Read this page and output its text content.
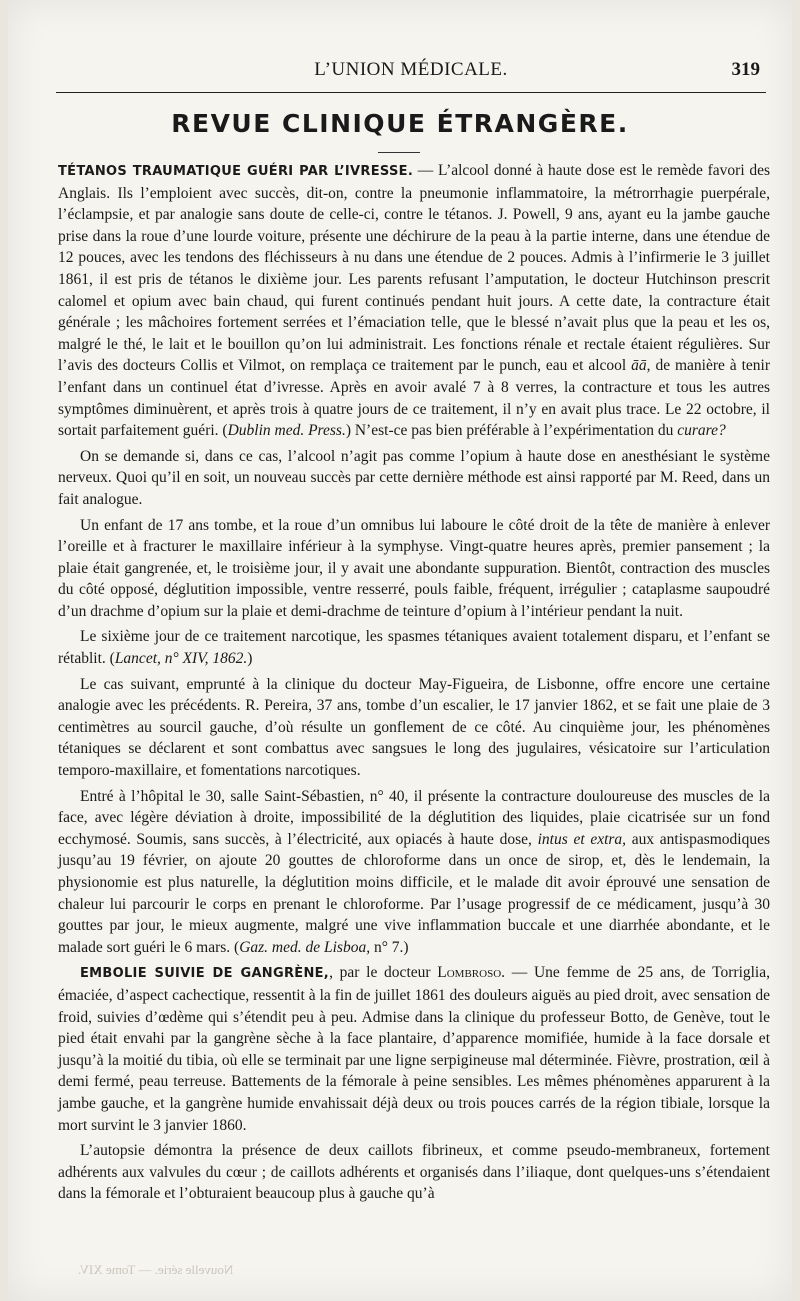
L’UNION MÉDICALE.	319
REVUE CLINIQUE ÉTRANGÈRE.

TÉTANOS TRAUMATIQUE GUÉRI PAR L’IVRESSE. — L’alcool donné à haute dose est le remède favori des Anglais. Ils l’emploient avec succès, dit-on, contre la pneumonie inflammatoire, la métrorrhagie puerpérale, l’éclampsie, et par analogie sans doute de celle-ci, contre le tétanos. J. Powell, 9 ans, ayant eu la jambe gauche prise dans la roue d’une lourde voiture, présente une déchirure de la peau à la partie interne, dans une étendue de 12 pouces, avec les tendons des fléchisseurs à nu dans une étendue de 2 pouces. Admis à l’infirmerie le 3 juillet 1861, il est pris de tétanos le dixième jour. Les parents refusant l’amputation, le docteur Hutchinson prescrit calomel et opium avec bain chaud, qui furent continués pendant huit jours. A cette date, la contracture était générale ; les mâchoires fortement serrées et l’émaciation telle, que le blessé n’avait plus que la peau et les os, malgré le thé, le lait et le bouillon qu’on lui administrait. Les fonctions rénale et rectale étaient régulières. Sur l’avis des docteurs Collis et Vilmot, on remplaça ce traitement par le punch, eau et alcool āā, de manière à tenir l’enfant dans un continuel état d’ivresse. Après en avoir avalé 7 à 8 verres, la contracture et tous les autres symptômes diminuèrent, et après trois à quatre jours de ce traitement, il n’y en avait plus trace. Le 22 octobre, il sortait parfaitement guéri. (Dublin med. Press.) N’est-ce pas bien préférable à l’expérimentation du curare?

On se demande si, dans ce cas, l’alcool n’agit pas comme l’opium à haute dose en anesthésiant le système nerveux. Quoi qu’il en soit, un nouveau succès par cette dernière méthode est ainsi rapporté par M. Reed, dans un fait analogue.

Un enfant de 17 ans tombe, et la roue d’un omnibus lui laboure le côté droit de la tête de manière à enlever l’oreille et à fracturer le maxillaire inférieur à la symphyse. Vingt-quatre heures après, premier pansement ; la plaie était gangrenée, et, le troisième jour, il y avait une abondante suppuration. Bientôt, contraction des muscles du côté opposé, déglutition impossible, ventre resserré, pouls faible, fréquent, irrégulier ; cataplasme saupoudré d’un drachme d’opium sur la plaie et demi-drachme de teinture d’opium à l’intérieur pendant la nuit.

Le sixième jour de ce traitement narcotique, les spasmes tétaniques avaient totalement disparu, et l’enfant se rétablit. (Lancet, n° XIV, 1862.)

Le cas suivant, emprunté à la clinique du docteur May-Figueira, de Lisbonne, offre encore une certaine analogie avec les précédents. R. Pereira, 37 ans, tombe d’un escalier, le 17 janvier 1862, et se fait une plaie de 3 centimètres au sourcil gauche, d’où résulte un gonflement de ce côté. Au cinquième jour, les phénomènes tétaniques se déclarent et sont combattus avec sangsues le long des jugulaires, vésicatoire sur l’articulation temporo-maxillaire, et fomentations narcotiques.

Entré à l’hôpital le 30, salle Saint-Sébastien, n° 40, il présente la contracture douloureuse des muscles de la face, avec légère déviation à droite, impossibilité de la déglutition des liquides, plaie cicatrisée sur un fond ecchymosé. Soumis, sans succès, à l’électricité, aux opiacés à haute dose, intus et extra, aux antispasmodiques jusqu’au 19 février, on ajoute 20 gouttes de chloroforme dans un once de sirop, et, dès le lendemain, la physionomie est plus naturelle, la déglutition moins difficile, et le malade dit avoir éprouvé une sensation de chaleur lui parcourir le corps en prenant le chloroforme. Par l’usage progressif de ce médicament, jusqu’à 30 gouttes par jour, le mieux augmente, malgré une vive inflammation buccale et une diarrhée abondante, et le malade sort guéri le 6 mars. (Gaz. med. de Lisboa, n° 7.)

EMBOLIE SUIVIE DE GANGRÈNE,, par le docteur Lombroso. — Une femme de 25 ans, de Torriglia, émaciée, d’aspect cachectique, ressentit à la fin de juillet 1861 des douleurs aiguës au pied droit, avec sensation de froid, suivies d’œdème qui s’étendit peu à peu. Admise dans la clinique du professeur Botto, de Genève, tout le pied était envahi par la gangrène sèche à la face plantaire, d’apparence momifiée, humide à la face dorsale et jusqu’à la moitié du tibia, où elle se terminait par une ligne serpigineuse mal déterminée. Fièvre, prostration, œil à demi fermé, peau terreuse. Battements de la fémorale à peine sensibles. Les mêmes phénomènes apparurent à la jambe gauche, et la gangrène humide envahissait déjà deux ou trois pouces carrés de la région tibiale, lorsque la mort survint le 3 janvier 1860.

L’autopsie démontra la présence de deux caillots fibrineux, et comme pseudo-membraneux, fortement adhérents aux valvules du cœur ; de caillots adhérents et organisés dans l’iliaque, dont quelques-uns s’étendaient dans la fémorale et l’obturaient beaucoup plus à gauche qu’à

Nouvelle série. — Tome XIV.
━━━━
■ Short task
Exactly how many lines of the listing above contain the string "comme"? Give no more than the number.

■ Task answer
2